=== Work instructions ===
Go through the data below and copy it exactly, skipping every picture.

* Start *

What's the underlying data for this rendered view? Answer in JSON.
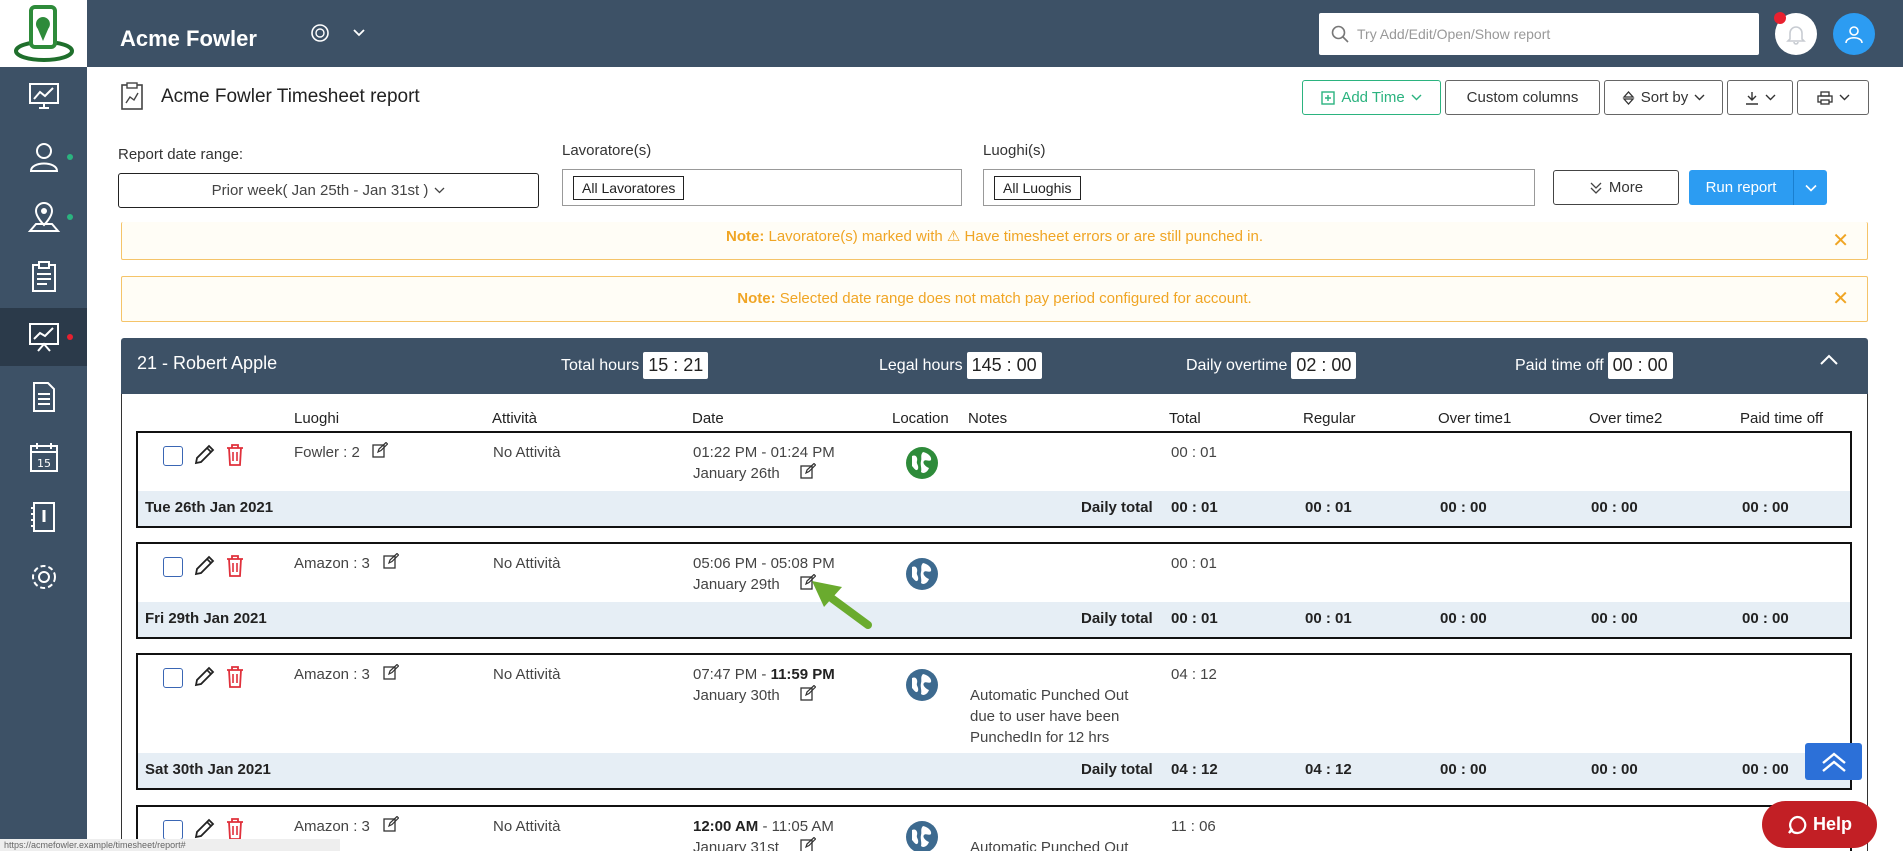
{
  "app": {
    "brand": "Acme Fowler"
  },
  "search": {
    "placeholder": "Try Add/Edit/Open/Show report"
  },
  "report": {
    "title": "Acme Fowler Timesheet report"
  },
  "toolbar": {
    "add_time": "Add Time",
    "custom_columns": "Custom columns",
    "sort_by": "Sort by"
  },
  "filters": {
    "date_label": "Report date range:",
    "date_value": "Prior week( Jan 25th - Jan 31st )",
    "workers_label": "Lavoratore(s)",
    "workers_chip": "All Lavoratores",
    "places_label": "Luoghi(s)",
    "places_chip": "All Luoghis",
    "more": "More",
    "run": "Run report"
  },
  "notes": [
    {
      "prefix": "Note:",
      "pre": "Lavoratore(s) marked with",
      "post": "Have timesheet errors or are still punched in."
    },
    {
      "prefix": "Note:",
      "text": "Selected date range does not match pay period configured for account."
    }
  ],
  "employee": {
    "name": "21 - Robert Apple",
    "total_hours_label": "Total hours",
    "total_hours": "15 : 21",
    "legal_hours_label": "Legal hours",
    "legal_hours": "145 : 00",
    "daily_ot_label": "Daily overtime",
    "daily_ot": "02 : 00",
    "pto_label": "Paid time off",
    "pto": "00 : 00"
  },
  "columns": [
    "Luoghi",
    "Attività",
    "Date",
    "Location",
    "Notes",
    "Total",
    "Regular",
    "Over time1",
    "Over time2",
    "Paid time off"
  ],
  "daily_total_label": "Daily total",
  "records": [
    {
      "place": "Fowler : 2",
      "activity": "No Attività",
      "time_start": "01:22 PM",
      "time_sep": " - ",
      "time_end": "01:24 PM",
      "date": "January 26th",
      "notes": [],
      "total": "00 : 01",
      "day": "Tue 26th Jan 2021",
      "dt_total": "00 : 01",
      "dt_regular": "00 : 01",
      "dt_ot1": "00 : 00",
      "dt_ot2": "00 : 00",
      "dt_pto": "00 : 00",
      "globe": "#2e8b3a"
    },
    {
      "place": "Amazon : 3",
      "activity": "No Attività",
      "time_start": "05:06 PM",
      "time_sep": " - ",
      "time_end": "05:08 PM",
      "date": "January 29th",
      "notes": [],
      "total": "00 : 01",
      "day": "Fri 29th Jan 2021",
      "dt_total": "00 : 01",
      "dt_regular": "00 : 01",
      "dt_ot1": "00 : 00",
      "dt_ot2": "00 : 00",
      "dt_pto": "00 : 00",
      "globe": "#3d6a8f"
    },
    {
      "place": "Amazon : 3",
      "activity": "No Attività",
      "time_start": "07:47 PM",
      "time_sep": " - ",
      "time_end": "11:59 PM",
      "date": "January 30th",
      "notes": [
        "Automatic Punched Out",
        "due to user have been",
        "PunchedIn for 12 hrs"
      ],
      "total": "04 : 12",
      "day": "Sat 30th Jan 2021",
      "dt_total": "04 : 12",
      "dt_regular": "04 : 12",
      "dt_ot1": "00 : 00",
      "dt_ot2": "00 : 00",
      "dt_pto": "00 : 00",
      "globe": "#3d6a8f"
    },
    {
      "place": "Amazon : 3",
      "activity": "No Attività",
      "time_start": "12:00 AM",
      "time_sep": " - ",
      "time_end": "11:05 AM",
      "date": "January 31st",
      "notes": [
        "Automatic Punched Out"
      ],
      "total": "11 : 06",
      "globe": "#3d6a8f"
    }
  ],
  "help": {
    "label": "Help"
  },
  "statusbar": {
    "text": "https://acmefowler.example/timesheet/report#"
  },
  "colors": {
    "sidebar": "#3d5166",
    "accent_blue": "#2c9cf2",
    "green": "#2bb37f",
    "note": "#f0a524",
    "help": "#c21f25"
  }
}
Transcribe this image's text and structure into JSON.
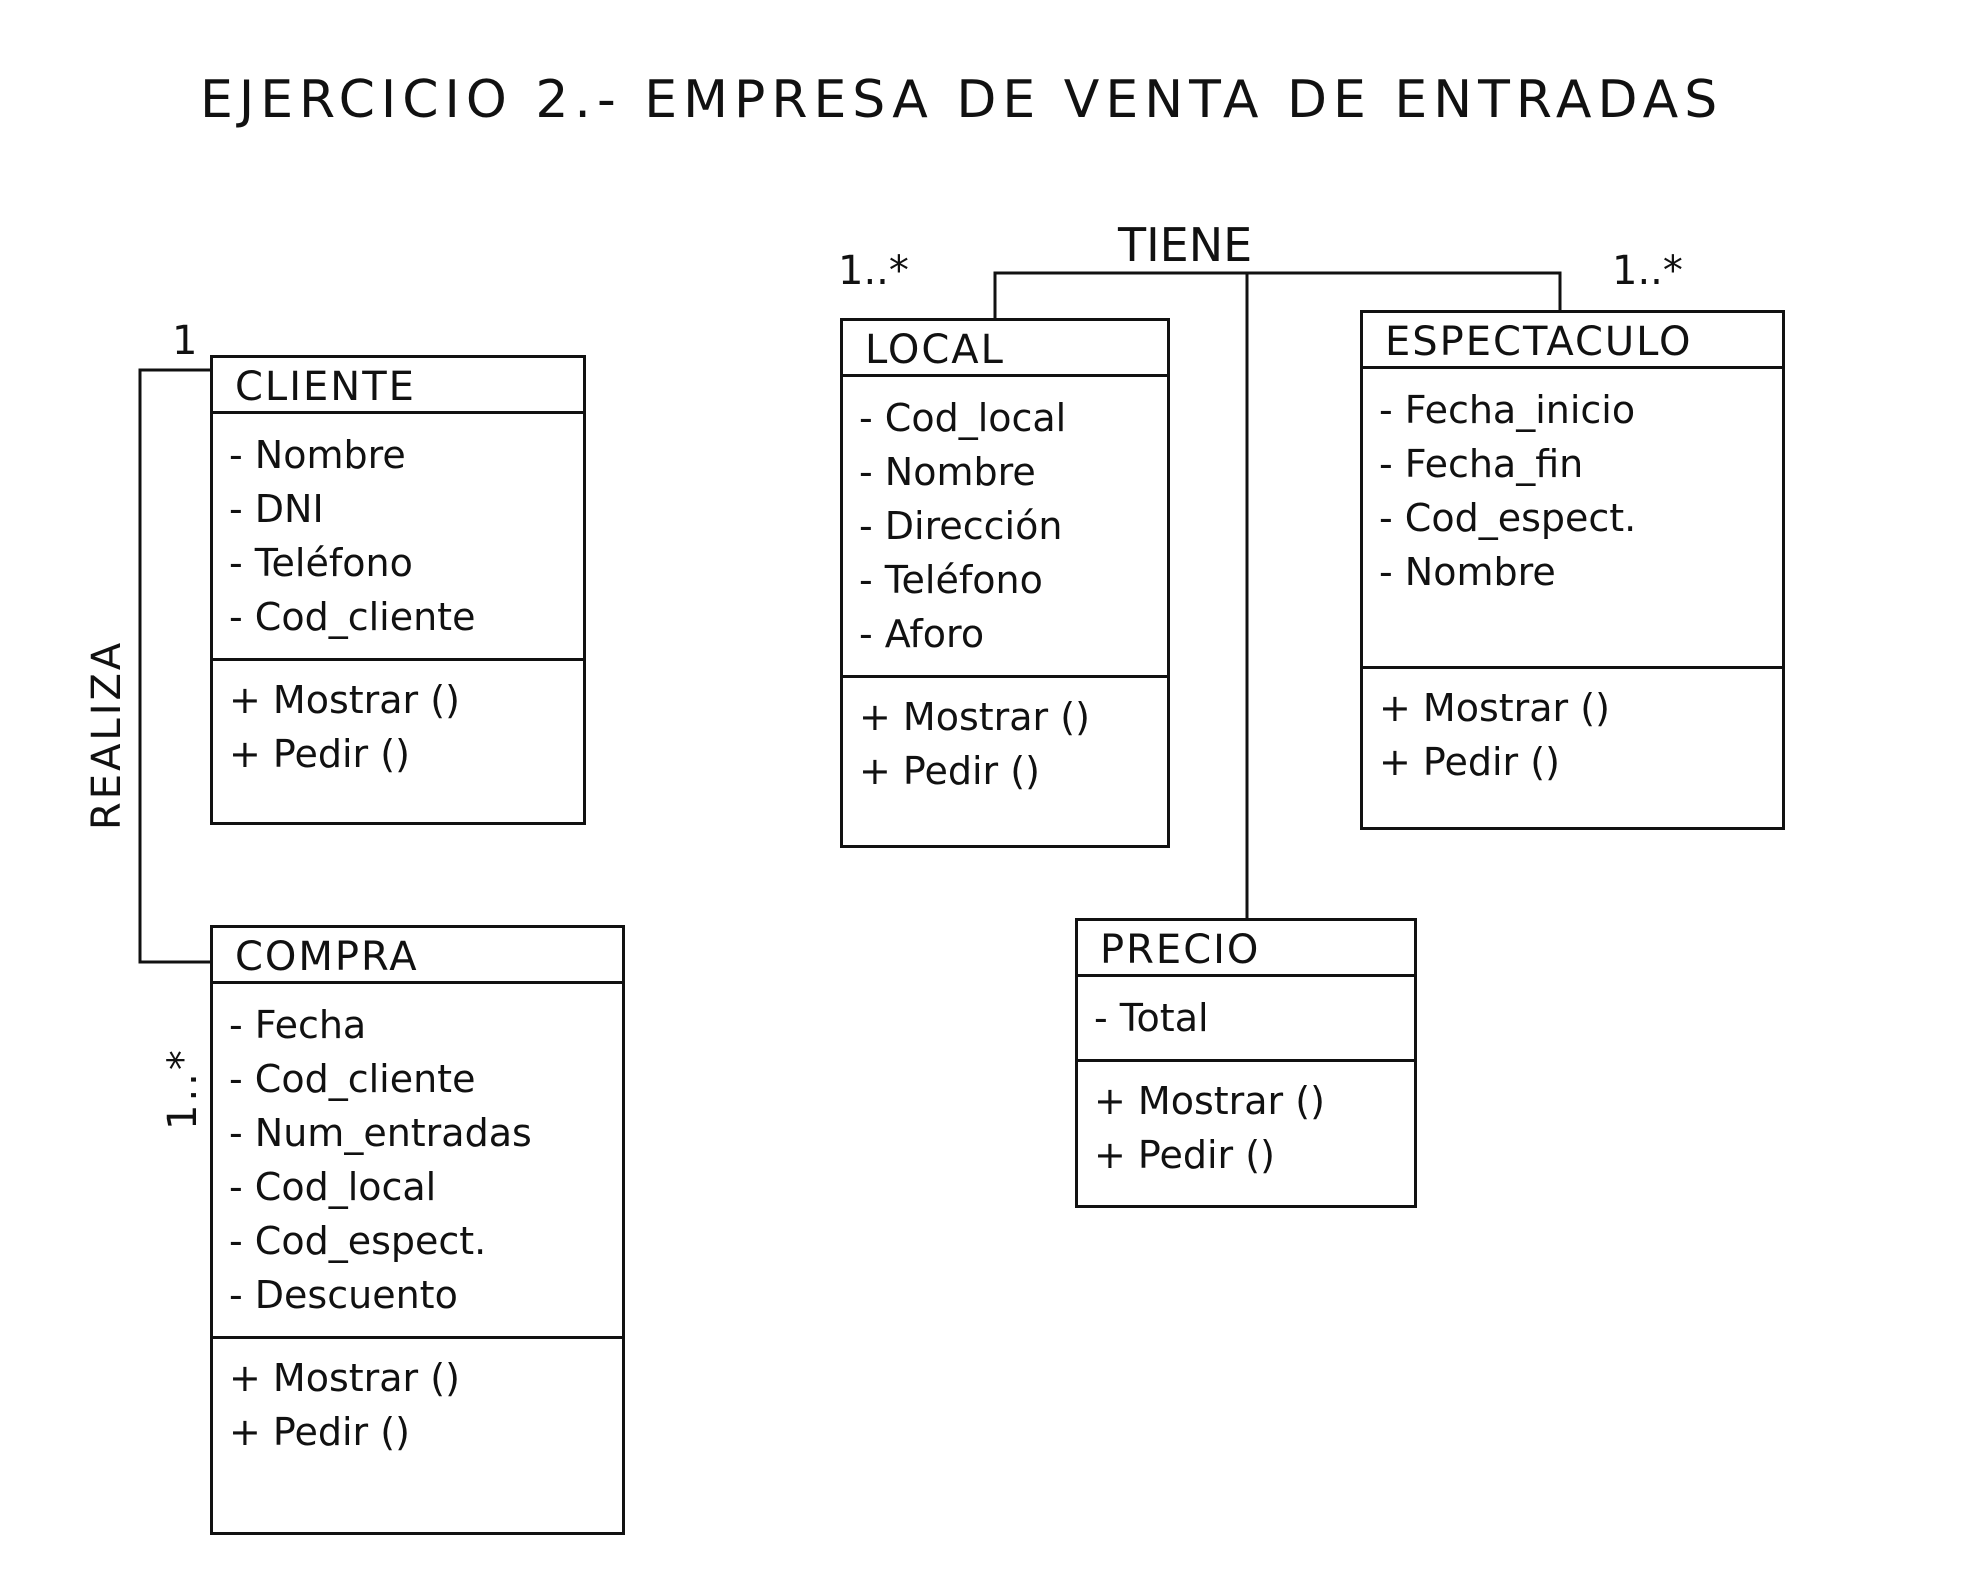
{
  "title": "EJERCICIO 2.- EMPRESA DE VENTA DE ENTRADAS",
  "classes": {
    "cliente": {
      "name": "CLIENTE",
      "attributes": [
        "- Nombre",
        "- DNI",
        "- Teléfono",
        "- Cod_cliente"
      ],
      "operations": [
        "+ Mostrar ()",
        "+ Pedir ()"
      ]
    },
    "compra": {
      "name": "COMPRA",
      "attributes": [
        "- Fecha",
        "- Cod_cliente",
        "- Num_entradas",
        "- Cod_local",
        "- Cod_espect.",
        "- Descuento"
      ],
      "operations": [
        "+ Mostrar ()",
        "+ Pedir ()"
      ]
    },
    "local": {
      "name": "LOCAL",
      "attributes": [
        "- Cod_local",
        "- Nombre",
        "- Dirección",
        "- Teléfono",
        "- Aforo"
      ],
      "operations": [
        "+ Mostrar ()",
        "+ Pedir ()"
      ]
    },
    "espectaculo": {
      "name": "ESPECTACULO",
      "attributes": [
        "- Fecha_inicio",
        "- Fecha_fin",
        "- Cod_espect.",
        "- Nombre"
      ],
      "operations": [
        "+ Mostrar ()",
        "+ Pedir ()"
      ]
    },
    "precio": {
      "name": "PRECIO",
      "attributes": [
        "- Total"
      ],
      "operations": [
        "+ Mostrar ()",
        "+ Pedir ()"
      ]
    }
  },
  "associations": {
    "realiza": {
      "label": "REALIZA",
      "multiplicity_cliente": "1",
      "multiplicity_compra": "1..*"
    },
    "tiene": {
      "label": "TIENE",
      "multiplicity_local": "1..*",
      "multiplicity_espectaculo": "1..*"
    }
  }
}
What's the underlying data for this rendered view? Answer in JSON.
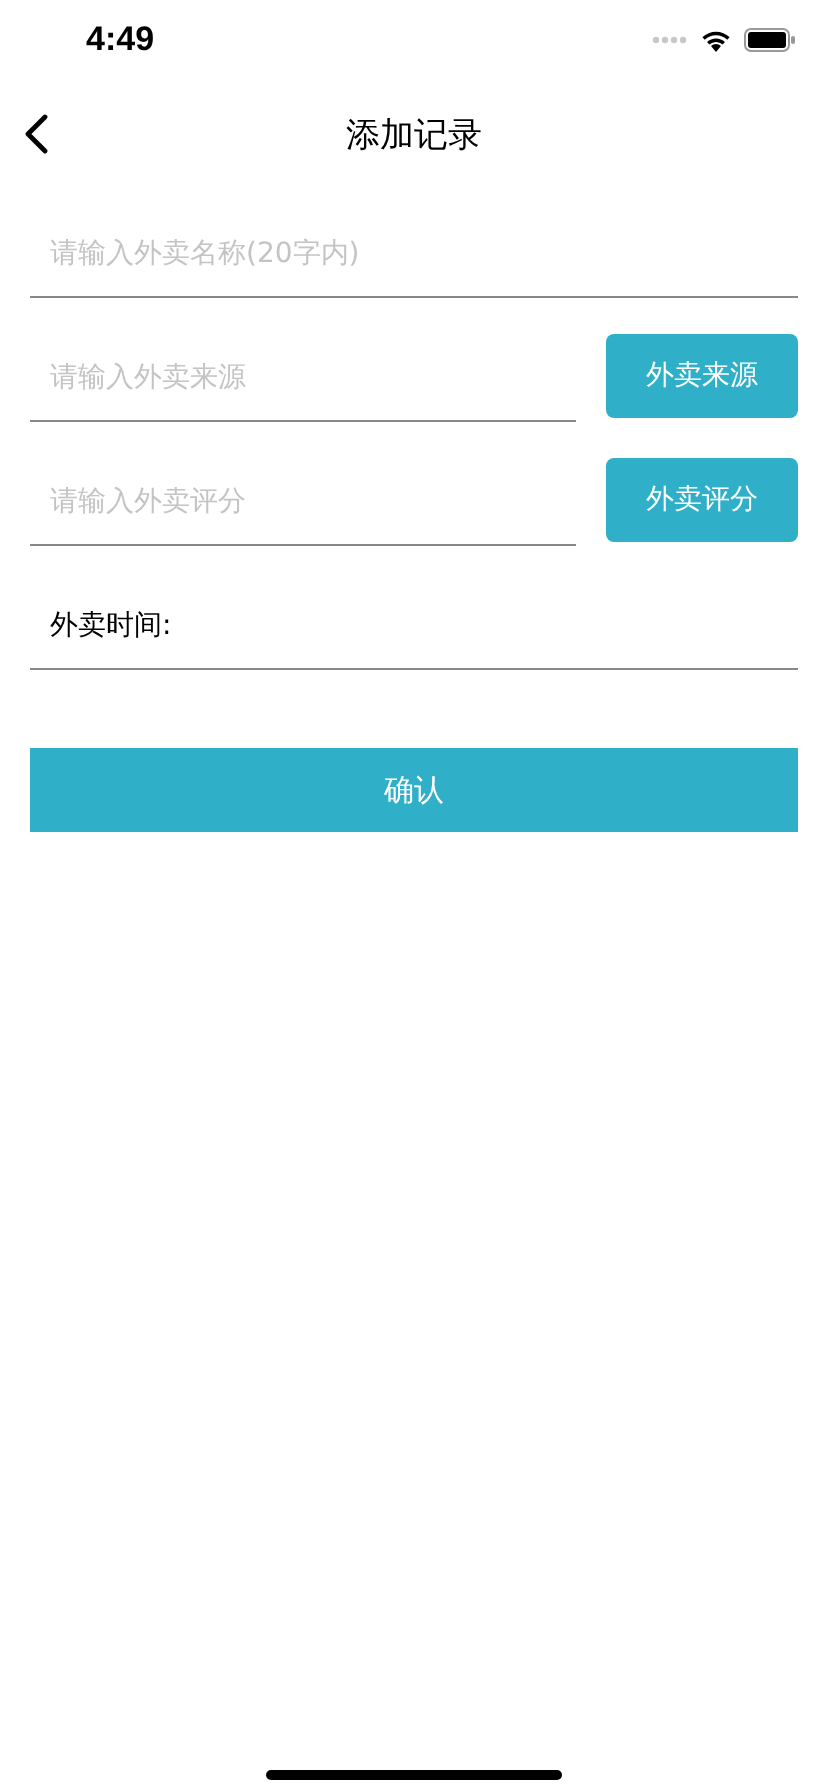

* End *

=== Result of the task ===
What's the underlying data for this rendered view? Answer in JSON.
{
  "app": {
    "brand": "Acme Fowler"
  },
  "search": {
    "placeholder": "Try Add/Edit/Open/Show report"
  },
  "report": {
    "title": "Acme Fowler Timesheet report"
  },
  "toolbar": {
    "add_time": "Add Time",
    "custom_columns": "Custom columns",
    "sort_by": "Sort by"
  },
  "filters": {
    "date_label": "Report date range:",
    "date_value": "Prior week( Jan 25th - Jan 31st )",
    "workers_label": "Lavoratore(s)",
    "workers_chip": "All Lavoratores",
    "places_label": "Luoghi(s)",
    "places_chip": "All Luoghis",
    "more": "More",
    "run": "Run report"
  },
  "notes": [
    {
      "prefix": "Note:",
      "pre": "Lavoratore(s) marked with",
      "post": "Have timesheet errors or are still punched in."
    },
    {
      "prefix": "Note:",
      "text": "Selected date range does not match pay period configured for account."
    }
  ],
  "employee": {
    "name": "21 - Robert Apple",
    "total_hours_label": "Total hours",
    "total_hours": "15 : 21",
    "legal_hours_label": "Legal hours",
    "legal_hours": "145 : 00",
    "daily_ot_label": "Daily overtime",
    "daily_ot": "02 : 00",
    "pto_label": "Paid time off",
    "pto": "00 : 00"
  },
  "columns": [
    "Luoghi",
    "Attività",
    "Date",
    "Location",
    "Notes",
    "Total",
    "Regular",
    "Over time1",
    "Over time2",
    "Paid time off"
  ],
  "daily_total_label": "Daily total",
  "records": [
    {
      "place": "Fowler : 2",
      "activity": "No Attività",
      "time_start": "01:22 PM",
      "time_sep": " - ",
      "time_end": "01:24 PM",
      "date": "January 26th",
      "notes": [],
      "total": "00 : 01",
      "day": "Tue 26th Jan 2021",
      "dt_total": "00 : 01",
      "dt_regular": "00 : 01",
      "dt_ot1": "00 : 00",
      "dt_ot2": "00 : 00",
      "dt_pto": "00 : 00",
      "globe": "#2e8b3a"
    },
    {
      "place": "Amazon : 3",
      "activity": "No Attività",
      "time_start": "05:06 PM",
      "time_sep": " - ",
      "time_end": "05:08 PM",
      "date": "January 29th",
      "notes": [],
      "total": "00 : 01",
      "day": "Fri 29th Jan 2021",
      "dt_total": "00 : 01",
      "dt_regular": "00 : 01",
      "dt_ot1": "00 : 00",
      "dt_ot2": "00 : 00",
      "dt_pto": "00 : 00",
      "globe": "#3d6a8f"
    },
    {
      "place": "Amazon : 3",
      "activity": "No Attività",
      "time_start": "07:47 PM",
      "time_sep": " - ",
      "time_end": "11:59 PM",
      "date": "January 30th",
      "notes": [
        "Automatic Punched Out",
        "due to user have been",
        "PunchedIn for 12 hrs"
      ],
      "total": "04 : 12",
      "day": "Sat 30th Jan 2021",
      "dt_total": "04 : 12",
      "dt_regular": "04 : 12",
      "dt_ot1": "00 : 00",
      "dt_ot2": "00 : 00",
      "dt_pto": "00 : 00",
      "globe": "#3d6a8f"
    },
    {
      "place": "Amazon : 3",
      "activity": "No Attività",
      "time_start": "12:00 AM",
      "time_sep": " - ",
      "time_end": "11:05 AM",
      "date": "January 31st",
      "notes": [
        "Automatic Punched Out"
      ],
      "total": "11 : 06",
      "globe": "#3d6a8f"
    }
  ],
  "help": {
    "label": "Help"
  },
  "statusbar": {
    "text": "https://acmefowler.example/timesheet/report#"
  },
  "colors": {
    "sidebar": "#3d5166",
    "accent_blue": "#2c9cf2",
    "green": "#2bb37f",
    "note": "#f0a524",
    "help": "#c21f25"
  }
}
Transcribe this image's text and structure into JSON.
{
  "title": "EJERCICIO 2.- EMPRESA DE VENTA DE ENTRADAS",
  "classes": {
    "cliente": {
      "name": "CLIENTE",
      "attributes": [
        "- Nombre",
        "- DNI",
        "- Teléfono",
        "- Cod_cliente"
      ],
      "operations": [
        "+ Mostrar ()",
        "+ Pedir ()"
      ]
    },
    "compra": {
      "name": "COMPRA",
      "attributes": [
        "- Fecha",
        "- Cod_cliente",
        "- Num_entradas",
        "- Cod_local",
        "- Cod_espect.",
        "- Descuento"
      ],
      "operations": [
        "+ Mostrar ()",
        "+ Pedir ()"
      ]
    },
    "local": {
      "name": "LOCAL",
      "attributes": [
        "- Cod_local",
        "- Nombre",
        "- Dirección",
        "- Teléfono",
        "- Aforo"
      ],
      "operations": [
        "+ Mostrar ()",
        "+ Pedir ()"
      ]
    },
    "espectaculo": {
      "name": "ESPECTACULO",
      "attributes": [
        "- Fecha_inicio",
        "- Fecha_fin",
        "- Cod_espect.",
        "- Nombre"
      ],
      "operations": [
        "+ Mostrar ()",
        "+ Pedir ()"
      ]
    },
    "precio": {
      "name": "PRECIO",
      "attributes": [
        "- Total"
      ],
      "operations": [
        "+ Mostrar ()",
        "+ Pedir ()"
      ]
    }
  },
  "associations": {
    "realiza": {
      "label": "REALIZA",
      "multiplicity_cliente": "1",
      "multiplicity_compra": "1..*"
    },
    "tiene": {
      "label": "TIENE",
      "multiplicity_local": "1..*",
      "multiplicity_espectaculo": "1..*"
    }
  }
}
What's the underlying data for this rendered view? Answer in JSON.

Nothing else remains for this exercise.